┏━━

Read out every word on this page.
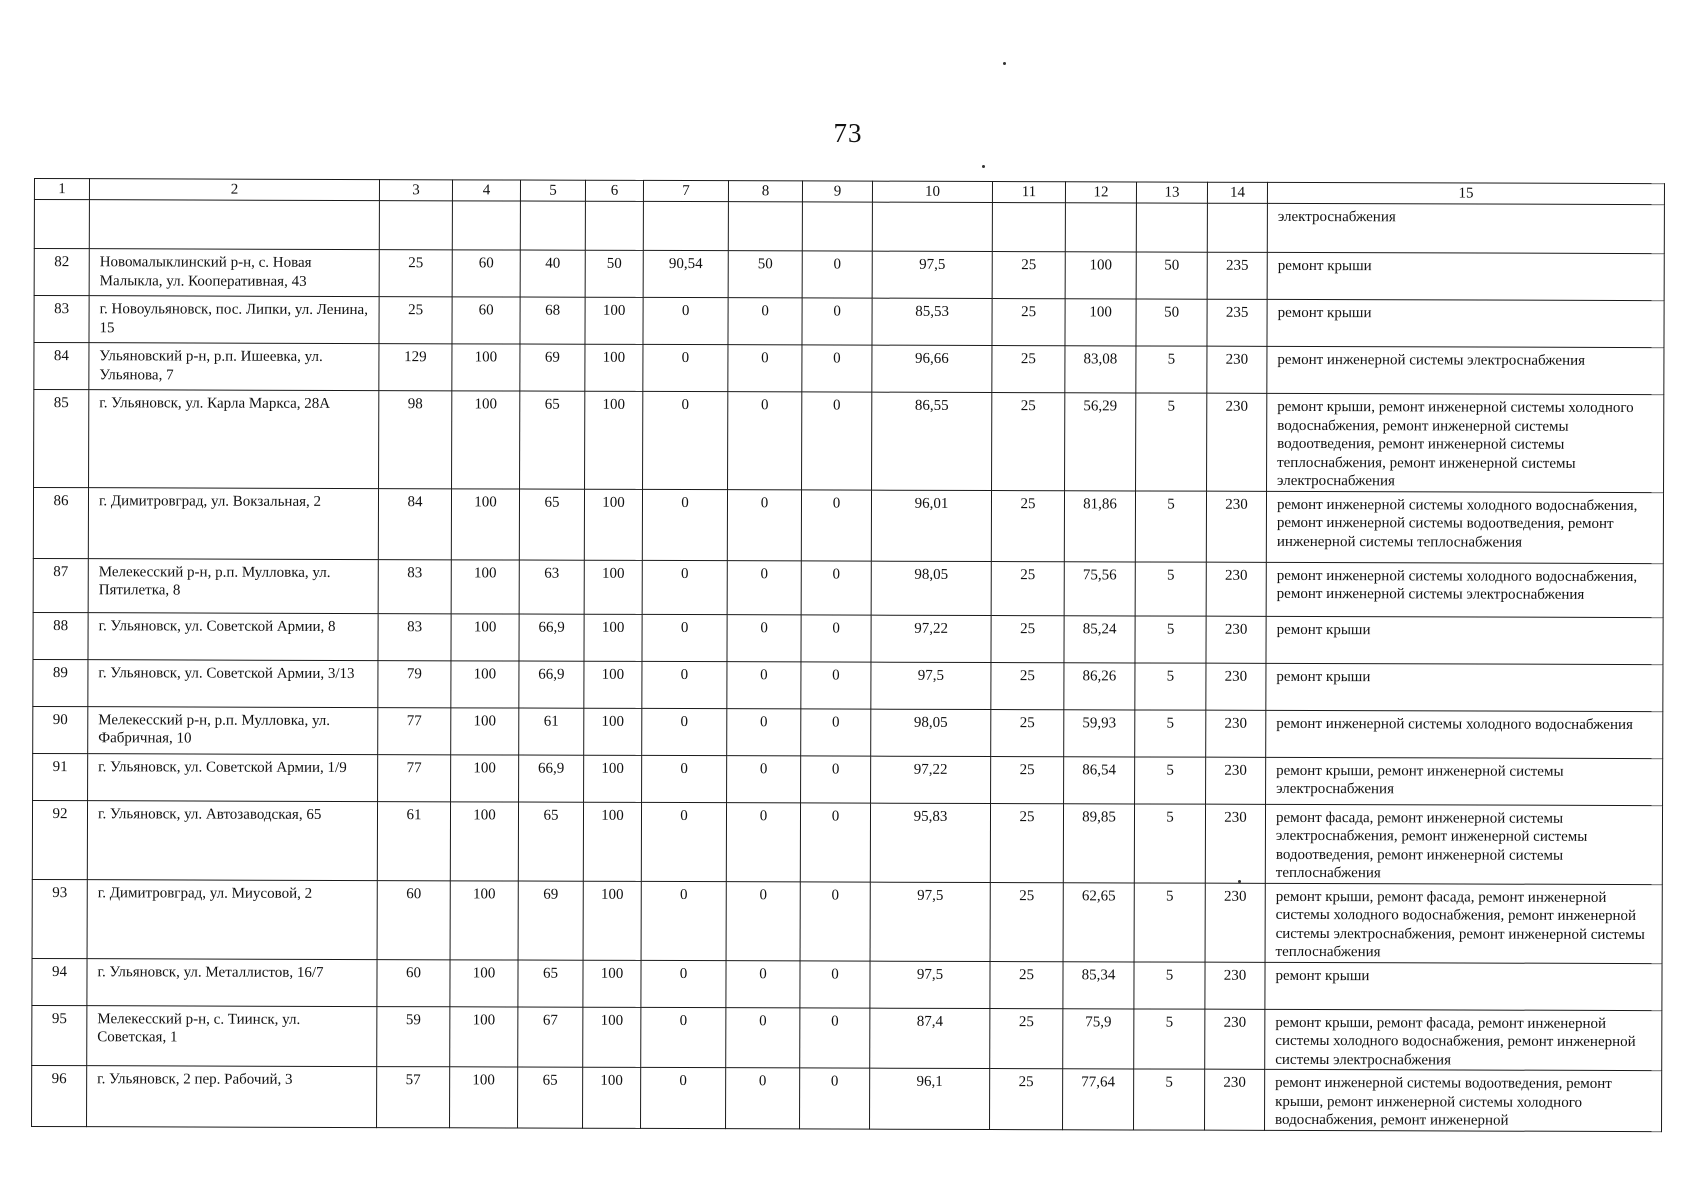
73
1	2	3	4	5	6	7	8	9	10	11	12	13	14	15
														электроснабжения
82	Новомалыклинский р-н, с. Новая Малыкла, ул. Кооперативная, 43	25	60	40	50	90,54	50	0	97,5	25	100	50	235	ремонт крыши
83	г. Новоульяновск, пос. Липки, ул. Ленина, 15	25	60	68	100	0	0	0	85,53	25	100	50	235	ремонт крыши
84	Ульяновский р-н, р.п. Ишеевка, ул. Ульянова, 7	129	100	69	100	0	0	0	96,66	25	83,08	5	230	ремонт инженерной системы электроснабжения
85	г. Ульяновск, ул. Карла Маркса, 28А	98	100	65	100	0	0	0	86,55	25	56,29	5	230	ремонт крыши, ремонт инженерной системы холодного водоснабжения, ремонт инженерной системы водоотведения, ремонт инженерной системы теплоснабжения, ремонт инженерной системы электроснабжения
86	г. Димитровград, ул. Вокзальная, 2	84	100	65	100	0	0	0	96,01	25	81,86	5	230	ремонт инженерной системы холодного водоснабжения, ремонт инженерной системы водоотведения, ремонт инженерной системы теплоснабжения
87	Мелекесский р-н, р.п. Мулловка, ул. Пятилетка, 8	83	100	63	100	0	0	0	98,05	25	75,56	5	230	ремонт инженерной системы холодного водоснабжения, ремонт инженерной системы электроснабжения
88	г. Ульяновск, ул. Советской Армии, 8	83	100	66,9	100	0	0	0	97,22	25	85,24	5	230	ремонт крыши
89	г. Ульяновск, ул. Советской Армии, 3/13	79	100	66,9	100	0	0	0	97,5	25	86,26	5	230	ремонт крыши
90	Мелекесский р-н, р.п. Мулловка, ул. Фабричная, 10	77	100	61	100	0	0	0	98,05	25	59,93	5	230	ремонт инженерной системы холодного водоснабжения
91	г. Ульяновск, ул. Советской Армии, 1/9	77	100	66,9	100	0	0	0	97,22	25	86,54	5	230	ремонт крыши, ремонт инженерной системы электроснабжения
92	г. Ульяновск, ул. Автозаводская, 65	61	100	65	100	0	0	0	95,83	25	89,85	5	230	ремонт фасада, ремонт инженерной системы электроснабжения, ремонт инженерной системы водоотведения, ремонт инженерной системы теплоснабжения
93	г. Димитровград, ул. Миусовой, 2	60	100	69	100	0	0	0	97,5	25	62,65	5	230	ремонт крыши, ремонт фасада, ремонт инженерной системы холодного водоснабжения, ремонт инженерной системы электроснабжения, ремонт инженерной системы теплоснабжения
94	г. Ульяновск, ул. Металлистов, 16/7	60	100	65	100	0	0	0	97,5	25	85,34	5	230	ремонт крыши
95	Мелекесский р-н, с. Тиинск, ул. Советская, 1	59	100	67	100	0	0	0	87,4	25	75,9	5	230	ремонт крыши, ремонт фасада, ремонт инженерной системы холодного водоснабжения, ремонт инженерной системы электроснабжения
96	г. Ульяновск, 2 пер. Рабочий, 3	57	100	65	100	0	0	0	96,1	25	77,64	5	230	ремонт инженерной системы водоотведения, ремонт крыши, ремонт инженерной системы холодного водоснабжения, ремонт инженерной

┗━━

DO THIS
Each line in the data that holds the string "Армии" should be found and copied.

TASK RESULT
88	г. Ульяновск, ул. Советской Армии, 8	83	100	66,9	100	0	0	0	97,22	25	85,24	5	230	ремонт крыши
89	г. Ульяновск, ул. Советской Армии, 3/13	79	100	66,9	100	0	0	0	97,5	25	86,26	5	230	ремонт крыши
91	г. Ульяновск, ул. Советской Армии, 1/9	77	100	66,9	100	0	0	0	97,22	25	86,54	5	230	ремонт крыши, ремонт инженерной системы электроснабжения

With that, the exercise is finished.